▶ Work instructions:
Read the data and repeat it in full, exactly.

▶ The data:
▼
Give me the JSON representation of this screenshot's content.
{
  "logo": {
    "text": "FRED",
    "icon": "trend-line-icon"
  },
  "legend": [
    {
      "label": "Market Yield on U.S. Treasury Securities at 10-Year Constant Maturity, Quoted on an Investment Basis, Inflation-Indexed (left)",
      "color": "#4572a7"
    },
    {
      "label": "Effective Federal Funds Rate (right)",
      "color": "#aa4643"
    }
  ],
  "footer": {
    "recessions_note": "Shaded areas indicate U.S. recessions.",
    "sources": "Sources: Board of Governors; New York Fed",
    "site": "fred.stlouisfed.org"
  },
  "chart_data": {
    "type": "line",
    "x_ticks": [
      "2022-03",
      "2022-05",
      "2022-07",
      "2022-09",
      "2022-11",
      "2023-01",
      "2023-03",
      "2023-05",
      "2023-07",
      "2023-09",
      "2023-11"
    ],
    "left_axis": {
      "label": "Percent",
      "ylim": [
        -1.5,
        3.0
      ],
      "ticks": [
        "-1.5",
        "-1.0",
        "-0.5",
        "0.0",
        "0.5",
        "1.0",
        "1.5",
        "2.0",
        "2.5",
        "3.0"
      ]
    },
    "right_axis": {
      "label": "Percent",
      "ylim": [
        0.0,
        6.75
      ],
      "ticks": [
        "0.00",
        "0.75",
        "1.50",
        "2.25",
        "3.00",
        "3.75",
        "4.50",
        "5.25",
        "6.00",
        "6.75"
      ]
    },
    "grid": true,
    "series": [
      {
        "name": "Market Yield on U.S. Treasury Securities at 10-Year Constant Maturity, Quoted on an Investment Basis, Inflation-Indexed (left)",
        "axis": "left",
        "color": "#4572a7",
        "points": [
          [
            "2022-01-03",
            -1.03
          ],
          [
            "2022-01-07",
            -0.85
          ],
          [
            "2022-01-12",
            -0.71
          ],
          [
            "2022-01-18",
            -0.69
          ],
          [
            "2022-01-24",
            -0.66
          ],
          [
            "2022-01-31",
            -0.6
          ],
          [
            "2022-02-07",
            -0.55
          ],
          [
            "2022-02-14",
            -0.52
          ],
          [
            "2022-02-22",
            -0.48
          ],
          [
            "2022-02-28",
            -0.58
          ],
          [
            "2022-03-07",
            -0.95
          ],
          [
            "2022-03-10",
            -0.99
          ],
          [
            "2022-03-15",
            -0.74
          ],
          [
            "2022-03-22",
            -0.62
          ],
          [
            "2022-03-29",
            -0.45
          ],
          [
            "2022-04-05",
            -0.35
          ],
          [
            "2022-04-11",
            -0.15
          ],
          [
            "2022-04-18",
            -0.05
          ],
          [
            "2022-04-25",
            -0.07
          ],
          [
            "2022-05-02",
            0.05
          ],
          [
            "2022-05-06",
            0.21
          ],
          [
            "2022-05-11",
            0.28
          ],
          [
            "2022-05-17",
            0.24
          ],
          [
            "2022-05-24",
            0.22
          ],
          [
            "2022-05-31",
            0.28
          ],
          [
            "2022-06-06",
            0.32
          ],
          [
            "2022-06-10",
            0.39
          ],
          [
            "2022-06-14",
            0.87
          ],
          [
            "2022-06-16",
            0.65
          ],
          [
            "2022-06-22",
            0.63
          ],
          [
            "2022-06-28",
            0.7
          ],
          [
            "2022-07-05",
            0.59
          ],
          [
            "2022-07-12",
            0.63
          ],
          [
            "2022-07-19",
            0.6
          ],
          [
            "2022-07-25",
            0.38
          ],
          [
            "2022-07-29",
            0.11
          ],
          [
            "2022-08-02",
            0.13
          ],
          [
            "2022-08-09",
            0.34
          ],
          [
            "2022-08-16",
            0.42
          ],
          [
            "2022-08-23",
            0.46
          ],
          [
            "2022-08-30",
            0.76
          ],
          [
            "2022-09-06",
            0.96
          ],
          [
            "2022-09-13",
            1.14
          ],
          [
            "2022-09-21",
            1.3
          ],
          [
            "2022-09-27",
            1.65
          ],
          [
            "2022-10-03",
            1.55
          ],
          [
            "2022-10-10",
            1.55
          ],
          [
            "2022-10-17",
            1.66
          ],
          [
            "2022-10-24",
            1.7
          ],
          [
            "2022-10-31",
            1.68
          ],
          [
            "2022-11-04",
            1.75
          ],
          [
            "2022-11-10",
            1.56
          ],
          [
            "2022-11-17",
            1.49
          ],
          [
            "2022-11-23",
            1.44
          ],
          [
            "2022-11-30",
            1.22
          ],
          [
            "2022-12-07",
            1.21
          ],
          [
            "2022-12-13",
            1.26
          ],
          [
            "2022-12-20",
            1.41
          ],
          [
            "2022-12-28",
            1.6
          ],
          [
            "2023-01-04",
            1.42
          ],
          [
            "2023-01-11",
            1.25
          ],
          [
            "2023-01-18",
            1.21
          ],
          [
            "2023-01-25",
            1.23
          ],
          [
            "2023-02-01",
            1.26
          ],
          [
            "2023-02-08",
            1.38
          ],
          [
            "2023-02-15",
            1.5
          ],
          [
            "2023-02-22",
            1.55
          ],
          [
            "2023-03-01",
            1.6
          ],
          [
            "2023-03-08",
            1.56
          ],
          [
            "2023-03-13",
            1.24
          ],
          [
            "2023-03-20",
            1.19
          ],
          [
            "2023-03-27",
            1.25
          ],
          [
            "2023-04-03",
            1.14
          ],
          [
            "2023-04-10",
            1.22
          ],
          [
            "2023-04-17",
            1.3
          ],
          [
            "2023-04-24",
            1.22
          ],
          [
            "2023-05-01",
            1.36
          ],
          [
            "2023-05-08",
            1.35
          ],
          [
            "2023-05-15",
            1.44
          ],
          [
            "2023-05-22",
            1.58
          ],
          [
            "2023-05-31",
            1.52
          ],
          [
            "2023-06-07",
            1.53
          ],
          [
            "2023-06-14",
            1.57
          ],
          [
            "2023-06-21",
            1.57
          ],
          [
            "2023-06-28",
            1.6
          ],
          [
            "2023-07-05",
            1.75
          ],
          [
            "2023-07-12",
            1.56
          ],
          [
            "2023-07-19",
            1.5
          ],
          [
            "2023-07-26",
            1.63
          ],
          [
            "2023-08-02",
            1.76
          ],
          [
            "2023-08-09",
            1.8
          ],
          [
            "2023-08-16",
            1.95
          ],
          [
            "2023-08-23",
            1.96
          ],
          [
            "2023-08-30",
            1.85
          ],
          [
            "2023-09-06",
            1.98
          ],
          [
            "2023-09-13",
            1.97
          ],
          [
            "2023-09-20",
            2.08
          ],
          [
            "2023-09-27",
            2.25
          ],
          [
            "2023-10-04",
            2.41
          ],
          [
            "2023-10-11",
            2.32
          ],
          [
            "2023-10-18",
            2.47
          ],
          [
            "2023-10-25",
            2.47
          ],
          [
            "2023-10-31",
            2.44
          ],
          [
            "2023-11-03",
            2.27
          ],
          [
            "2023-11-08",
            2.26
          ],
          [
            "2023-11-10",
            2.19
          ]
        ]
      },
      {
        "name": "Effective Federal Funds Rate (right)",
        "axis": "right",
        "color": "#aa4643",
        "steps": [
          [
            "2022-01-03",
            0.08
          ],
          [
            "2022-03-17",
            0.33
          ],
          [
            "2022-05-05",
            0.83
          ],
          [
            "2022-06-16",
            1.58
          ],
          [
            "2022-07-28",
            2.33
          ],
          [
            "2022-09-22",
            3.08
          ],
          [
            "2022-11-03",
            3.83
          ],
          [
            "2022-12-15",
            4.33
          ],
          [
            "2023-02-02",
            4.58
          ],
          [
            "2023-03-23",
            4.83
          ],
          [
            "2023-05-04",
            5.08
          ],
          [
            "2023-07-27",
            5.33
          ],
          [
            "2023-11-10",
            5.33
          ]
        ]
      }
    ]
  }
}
▲
▶ The result:
Give me the JSON representation of this screenshot's content.
{
  "logo": {
    "text": "FRED",
    "icon": "trend-line-icon"
  },
  "legend": [
    {
      "label": "Market Yield on U.S. Treasury Securities at 10-Year Constant Maturity, Quoted on an Investment Basis, Inflation-Indexed (left)",
      "color": "#4572a7"
    },
    {
      "label": "Effective Federal Funds Rate (right)",
      "color": "#aa4643"
    }
  ],
  "footer": {
    "recessions_note": "Shaded areas indicate U.S. recessions.",
    "sources": "Sources: Board of Governors; New York Fed",
    "site": "fred.stlouisfed.org"
  },
  "chart_data": {
    "type": "line",
    "x_ticks": [
      "2022-03",
      "2022-05",
      "2022-07",
      "2022-09",
      "2022-11",
      "2023-01",
      "2023-03",
      "2023-05",
      "2023-07",
      "2023-09",
      "2023-11"
    ],
    "left_axis": {
      "label": "Percent",
      "ylim": [
        -1.5,
        3.0
      ],
      "ticks": [
        "-1.5",
        "-1.0",
        "-0.5",
        "0.0",
        "0.5",
        "1.0",
        "1.5",
        "2.0",
        "2.5",
        "3.0"
      ]
    },
    "right_axis": {
      "label": "Percent",
      "ylim": [
        0.0,
        6.75
      ],
      "ticks": [
        "0.00",
        "0.75",
        "1.50",
        "2.25",
        "3.00",
        "3.75",
        "4.50",
        "5.25",
        "6.00",
        "6.75"
      ]
    },
    "grid": true,
    "series": [
      {
        "name": "Market Yield on U.S. Treasury Securities at 10-Year Constant Maturity, Quoted on an Investment Basis, Inflation-Indexed (left)",
        "axis": "left",
        "color": "#4572a7",
        "points": [
          [
            "2022-01-03",
            -1.03
          ],
          [
            "2022-01-07",
            -0.85
          ],
          [
            "2022-01-12",
            -0.71
          ],
          [
            "2022-01-18",
            -0.69
          ],
          [
            "2022-01-24",
            -0.66
          ],
          [
            "2022-01-31",
            -0.6
          ],
          [
            "2022-02-07",
            -0.55
          ],
          [
            "2022-02-14",
            -0.52
          ],
          [
            "2022-02-22",
            -0.48
          ],
          [
            "2022-02-28",
            -0.58
          ],
          [
            "2022-03-07",
            -0.95
          ],
          [
            "2022-03-10",
            -0.99
          ],
          [
            "2022-03-15",
            -0.74
          ],
          [
            "2022-03-22",
            -0.62
          ],
          [
            "2022-03-29",
            -0.45
          ],
          [
            "2022-04-05",
            -0.35
          ],
          [
            "2022-04-11",
            -0.15
          ],
          [
            "2022-04-18",
            -0.05
          ],
          [
            "2022-04-25",
            -0.07
          ],
          [
            "2022-05-02",
            0.05
          ],
          [
            "2022-05-06",
            0.21
          ],
          [
            "2022-05-11",
            0.28
          ],
          [
            "2022-05-17",
            0.24
          ],
          [
            "2022-05-24",
            0.22
          ],
          [
            "2022-05-31",
            0.28
          ],
          [
            "2022-06-06",
            0.32
          ],
          [
            "2022-06-10",
            0.39
          ],
          [
            "2022-06-14",
            0.87
          ],
          [
            "2022-06-16",
            0.65
          ],
          [
            "2022-06-22",
            0.63
          ],
          [
            "2022-06-28",
            0.7
          ],
          [
            "2022-07-05",
            0.59
          ],
          [
            "2022-07-12",
            0.63
          ],
          [
            "2022-07-19",
            0.6
          ],
          [
            "2022-07-25",
            0.38
          ],
          [
            "2022-07-29",
            0.11
          ],
          [
            "2022-08-02",
            0.13
          ],
          [
            "2022-08-09",
            0.34
          ],
          [
            "2022-08-16",
            0.42
          ],
          [
            "2022-08-23",
            0.46
          ],
          [
            "2022-08-30",
            0.76
          ],
          [
            "2022-09-06",
            0.96
          ],
          [
            "2022-09-13",
            1.14
          ],
          [
            "2022-09-21",
            1.3
          ],
          [
            "2022-09-27",
            1.65
          ],
          [
            "2022-10-03",
            1.55
          ],
          [
            "2022-10-10",
            1.55
          ],
          [
            "2022-10-17",
            1.66
          ],
          [
            "2022-10-24",
            1.7
          ],
          [
            "2022-10-31",
            1.68
          ],
          [
            "2022-11-04",
            1.75
          ],
          [
            "2022-11-10",
            1.56
          ],
          [
            "2022-11-17",
            1.49
          ],
          [
            "2022-11-23",
            1.44
          ],
          [
            "2022-11-30",
            1.22
          ],
          [
            "2022-12-07",
            1.21
          ],
          [
            "2022-12-13",
            1.26
          ],
          [
            "2022-12-20",
            1.41
          ],
          [
            "2022-12-28",
            1.6
          ],
          [
            "2023-01-04",
            1.42
          ],
          [
            "2023-01-11",
            1.25
          ],
          [
            "2023-01-18",
            1.21
          ],
          [
            "2023-01-25",
            1.23
          ],
          [
            "2023-02-01",
            1.26
          ],
          [
            "2023-02-08",
            1.38
          ],
          [
            "2023-02-15",
            1.5
          ],
          [
            "2023-02-22",
            1.55
          ],
          [
            "2023-03-01",
            1.6
          ],
          [
            "2023-03-08",
            1.56
          ],
          [
            "2023-03-13",
            1.24
          ],
          [
            "2023-03-20",
            1.19
          ],
          [
            "2023-03-27",
            1.25
          ],
          [
            "2023-04-03",
            1.14
          ],
          [
            "2023-04-10",
            1.22
          ],
          [
            "2023-04-17",
            1.3
          ],
          [
            "2023-04-24",
            1.22
          ],
          [
            "2023-05-01",
            1.36
          ],
          [
            "2023-05-08",
            1.35
          ],
          [
            "2023-05-15",
            1.44
          ],
          [
            "2023-05-22",
            1.58
          ],
          [
            "2023-05-31",
            1.52
          ],
          [
            "2023-06-07",
            1.53
          ],
          [
            "2023-06-14",
            1.57
          ],
          [
            "2023-06-21",
            1.57
          ],
          [
            "2023-06-28",
            1.6
          ],
          [
            "2023-07-05",
            1.75
          ],
          [
            "2023-07-12",
            1.56
          ],
          [
            "2023-07-19",
            1.5
          ],
          [
            "2023-07-26",
            1.63
          ],
          [
            "2023-08-02",
            1.76
          ],
          [
            "2023-08-09",
            1.8
          ],
          [
            "2023-08-16",
            1.95
          ],
          [
            "2023-08-23",
            1.96
          ],
          [
            "2023-08-30",
            1.85
          ],
          [
            "2023-09-06",
            1.98
          ],
          [
            "2023-09-13",
            1.97
          ],
          [
            "2023-09-20",
            2.08
          ],
          [
            "2023-09-27",
            2.25
          ],
          [
            "2023-10-04",
            2.41
          ],
          [
            "2023-10-11",
            2.32
          ],
          [
            "2023-10-18",
            2.47
          ],
          [
            "2023-10-25",
            2.47
          ],
          [
            "2023-10-31",
            2.44
          ],
          [
            "2023-11-03",
            2.27
          ],
          [
            "2023-11-08",
            2.26
          ],
          [
            "2023-11-10",
            2.19
          ]
        ]
      },
      {
        "name": "Effective Federal Funds Rate (right)",
        "axis": "right",
        "color": "#aa4643",
        "steps": [
          [
            "2022-01-03",
            0.08
          ],
          [
            "2022-03-17",
            0.33
          ],
          [
            "2022-05-05",
            0.83
          ],
          [
            "2022-06-16",
            1.58
          ],
          [
            "2022-07-28",
            2.33
          ],
          [
            "2022-09-22",
            3.08
          ],
          [
            "2022-11-03",
            3.83
          ],
          [
            "2022-12-15",
            4.33
          ],
          [
            "2023-02-02",
            4.58
          ],
          [
            "2023-03-23",
            4.83
          ],
          [
            "2023-05-04",
            5.08
          ],
          [
            "2023-07-27",
            5.33
          ],
          [
            "2023-11-10",
            5.33
          ]
        ]
      }
    ]
  }
}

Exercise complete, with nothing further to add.